- _Set problem_: Copy the records below line for line, with no change to any character or to their order.
[Start Extracted data]
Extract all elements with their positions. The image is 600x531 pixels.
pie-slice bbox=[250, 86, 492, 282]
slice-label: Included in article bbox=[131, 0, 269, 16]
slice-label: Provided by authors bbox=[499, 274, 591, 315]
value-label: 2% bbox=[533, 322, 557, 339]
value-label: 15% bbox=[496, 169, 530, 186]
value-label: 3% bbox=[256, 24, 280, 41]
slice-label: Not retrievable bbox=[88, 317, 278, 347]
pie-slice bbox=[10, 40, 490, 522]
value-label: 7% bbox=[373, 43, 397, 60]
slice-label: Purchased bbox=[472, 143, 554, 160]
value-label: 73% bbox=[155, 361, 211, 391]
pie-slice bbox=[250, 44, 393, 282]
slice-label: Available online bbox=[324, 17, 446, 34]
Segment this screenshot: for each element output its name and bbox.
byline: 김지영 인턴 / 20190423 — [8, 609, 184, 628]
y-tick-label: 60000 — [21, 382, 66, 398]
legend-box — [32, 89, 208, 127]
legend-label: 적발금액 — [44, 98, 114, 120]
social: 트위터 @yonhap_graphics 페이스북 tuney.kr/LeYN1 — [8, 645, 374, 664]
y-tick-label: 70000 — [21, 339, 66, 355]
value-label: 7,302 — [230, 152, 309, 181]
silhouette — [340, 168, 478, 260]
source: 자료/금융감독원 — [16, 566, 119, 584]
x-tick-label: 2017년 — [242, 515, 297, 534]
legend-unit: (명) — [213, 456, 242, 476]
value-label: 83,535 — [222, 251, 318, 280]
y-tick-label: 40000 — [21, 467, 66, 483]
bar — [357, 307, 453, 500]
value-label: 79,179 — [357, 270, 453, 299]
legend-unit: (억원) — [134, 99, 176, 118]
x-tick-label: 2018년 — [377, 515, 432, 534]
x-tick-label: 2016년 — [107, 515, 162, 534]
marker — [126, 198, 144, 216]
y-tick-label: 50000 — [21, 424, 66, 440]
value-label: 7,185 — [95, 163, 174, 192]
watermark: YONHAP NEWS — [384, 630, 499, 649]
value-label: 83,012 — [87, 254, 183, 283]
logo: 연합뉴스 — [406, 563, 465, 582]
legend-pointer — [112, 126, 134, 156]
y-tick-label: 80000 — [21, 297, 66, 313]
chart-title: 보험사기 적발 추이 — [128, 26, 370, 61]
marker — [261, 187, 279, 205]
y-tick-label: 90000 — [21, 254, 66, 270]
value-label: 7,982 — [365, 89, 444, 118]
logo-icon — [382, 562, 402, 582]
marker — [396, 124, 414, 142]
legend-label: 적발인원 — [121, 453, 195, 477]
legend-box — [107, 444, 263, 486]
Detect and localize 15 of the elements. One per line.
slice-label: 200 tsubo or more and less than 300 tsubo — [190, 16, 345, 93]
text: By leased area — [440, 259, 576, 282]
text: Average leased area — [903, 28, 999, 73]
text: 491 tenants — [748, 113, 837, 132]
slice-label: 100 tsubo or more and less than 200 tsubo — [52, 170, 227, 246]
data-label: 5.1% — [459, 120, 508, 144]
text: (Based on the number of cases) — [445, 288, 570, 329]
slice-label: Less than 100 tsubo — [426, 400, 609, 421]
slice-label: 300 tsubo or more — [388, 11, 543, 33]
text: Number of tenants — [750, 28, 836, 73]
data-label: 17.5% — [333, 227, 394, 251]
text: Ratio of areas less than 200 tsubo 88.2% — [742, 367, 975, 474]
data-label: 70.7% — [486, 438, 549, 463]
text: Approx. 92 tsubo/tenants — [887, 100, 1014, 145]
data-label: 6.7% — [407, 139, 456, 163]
[End Extracted data]
- _Exercise solution_:
Extract all elements with their positions. The image is 600x531 pixels.
pie-slice bbox=[250, 86, 492, 282]
slice-label: Included in article bbox=[131, 0, 269, 16]
slice-label: Provided by authors bbox=[499, 274, 591, 315]
value-label: 2% bbox=[533, 322, 557, 339]
value-label: 15% bbox=[496, 169, 530, 186]
value-label: 3% bbox=[256, 24, 280, 41]
slice-label: Not retrievable bbox=[88, 317, 278, 347]
pie-slice bbox=[10, 40, 490, 522]
value-label: 7% bbox=[373, 43, 397, 60]
slice-label: Purchased bbox=[472, 143, 554, 160]
value-label: 73% bbox=[155, 361, 211, 391]
pie-slice bbox=[250, 44, 393, 282]
slice-label: Available online bbox=[324, 17, 446, 34]
Segment this screenshot: for each element output its name and bbox.
byline: 김지영 인턴 / 20190423 — [8, 609, 184, 628]
y-tick-label: 60000 — [21, 382, 66, 398]
legend-box — [32, 89, 208, 127]
legend-label: 적발금액 — [44, 98, 114, 120]
social: 트위터 @yonhap_graphics 페이스북 tuney.kr/LeYN1 — [8, 645, 374, 664]
y-tick-label: 70000 — [21, 339, 66, 355]
value-label: 7,302 — [230, 152, 309, 181]
silhouette — [340, 168, 478, 260]
source: 자료/금융감독원 — [16, 566, 119, 584]
x-tick-label: 2017년 — [242, 515, 297, 534]
legend-unit: (명) — [213, 456, 242, 476]
value-label: 83,535 — [222, 251, 318, 280]
y-tick-label: 40000 — [21, 467, 66, 483]
bar — [357, 307, 453, 500]
value-label: 79,179 — [357, 270, 453, 299]
legend-unit: (억원) — [134, 99, 176, 118]
x-tick-label: 2018년 — [377, 515, 432, 534]
x-tick-label: 2016년 — [107, 515, 162, 534]
marker — [126, 198, 144, 216]
y-tick-label: 50000 — [21, 424, 66, 440]
value-label: 7,185 — [95, 163, 174, 192]
watermark: YONHAP NEWS — [384, 630, 499, 649]
value-label: 83,012 — [87, 254, 183, 283]
logo: 연합뉴스 — [406, 563, 465, 582]
legend-pointer — [112, 126, 134, 156]
y-tick-label: 80000 — [21, 297, 66, 313]
chart-title: 보험사기 적발 추이 — [128, 26, 370, 61]
marker — [261, 187, 279, 205]
y-tick-label: 90000 — [21, 254, 66, 270]
value-label: 7,982 — [365, 89, 444, 118]
logo-icon — [382, 562, 402, 582]
marker — [396, 124, 414, 142]
legend-label: 적발인원 — [121, 453, 195, 477]
legend-box — [107, 444, 263, 486]
Detect and localize 15 of the elements. One per line.
slice-label: 200 tsubo or more and less than 300 tsubo — [190, 16, 345, 93]
text: By leased area — [440, 259, 576, 282]
text: Average leased area — [903, 28, 999, 73]
text: 491 tenants — [748, 113, 837, 132]
slice-label: 100 tsubo or more and less than 200 tsubo — [52, 170, 227, 246]
data-label: 5.1% — [459, 120, 508, 144]
text: (Based on the number of cases) — [445, 288, 570, 329]
slice-label: Less than 100 tsubo — [426, 400, 609, 421]
slice-label: 300 tsubo or more — [388, 11, 543, 33]
text: Number of tenants — [750, 28, 836, 73]
data-label: 17.5% — [333, 227, 394, 251]
text: Ratio of areas less than 200 tsubo 88.2% — [742, 367, 975, 474]
data-label: 70.7% — [486, 438, 549, 463]
text: Approx. 92 tsubo/tenants — [887, 100, 1014, 145]
data-label: 6.7% — [407, 139, 456, 163]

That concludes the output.